Extracted records:
━━━━━━
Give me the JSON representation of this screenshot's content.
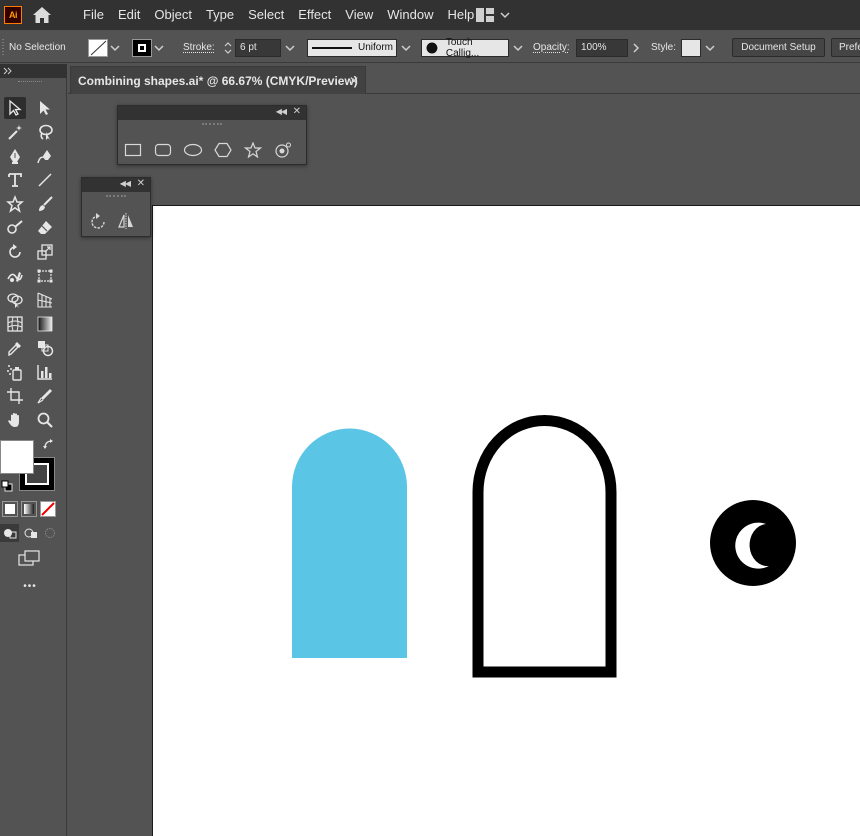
{
  "app": {
    "logo_text": "Ai",
    "menu": [
      "File",
      "Edit",
      "Object",
      "Type",
      "Select",
      "Effect",
      "View",
      "Window",
      "Help"
    ]
  },
  "control_bar": {
    "selection_label": "No Selection",
    "stroke_label": "Stroke:",
    "stroke_value": "6 pt",
    "profile_label": "Uniform",
    "brush_label": "Touch Callig...",
    "opacity_label": "Opacity:",
    "opacity_value": "100%",
    "style_label": "Style:",
    "document_setup_label": "Document Setup",
    "preferences_label": "Prefe"
  },
  "document": {
    "tab_title": "Combining shapes.ai* @ 66.67% (CMYK/Preview)",
    "close_glyph": "✕"
  },
  "colors": {
    "shape_blue": "#5bc5e6",
    "stroke_black": "#000000",
    "ui_dark": "#323232",
    "ui_mid": "#535353"
  },
  "tools_panel": {
    "more_label": "•••"
  }
}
━━━━━━
◆ **WRITTEN EXERCISE**:
Reproduce the full listing faithfully, but do not carry over any pictures.

◆ **EXERCISE OUTPUT**:
Give me the JSON representation of this screenshot's content.
{
  "app": {
    "logo_text": "Ai",
    "menu": [
      "File",
      "Edit",
      "Object",
      "Type",
      "Select",
      "Effect",
      "View",
      "Window",
      "Help"
    ]
  },
  "control_bar": {
    "selection_label": "No Selection",
    "stroke_label": "Stroke:",
    "stroke_value": "6 pt",
    "profile_label": "Uniform",
    "brush_label": "Touch Callig...",
    "opacity_label": "Opacity:",
    "opacity_value": "100%",
    "style_label": "Style:",
    "document_setup_label": "Document Setup",
    "preferences_label": "Prefe"
  },
  "document": {
    "tab_title": "Combining shapes.ai* @ 66.67% (CMYK/Preview)",
    "close_glyph": "✕"
  },
  "colors": {
    "shape_blue": "#5bc5e6",
    "stroke_black": "#000000",
    "ui_dark": "#323232",
    "ui_mid": "#535353"
  },
  "tools_panel": {
    "more_label": "•••"
  }
}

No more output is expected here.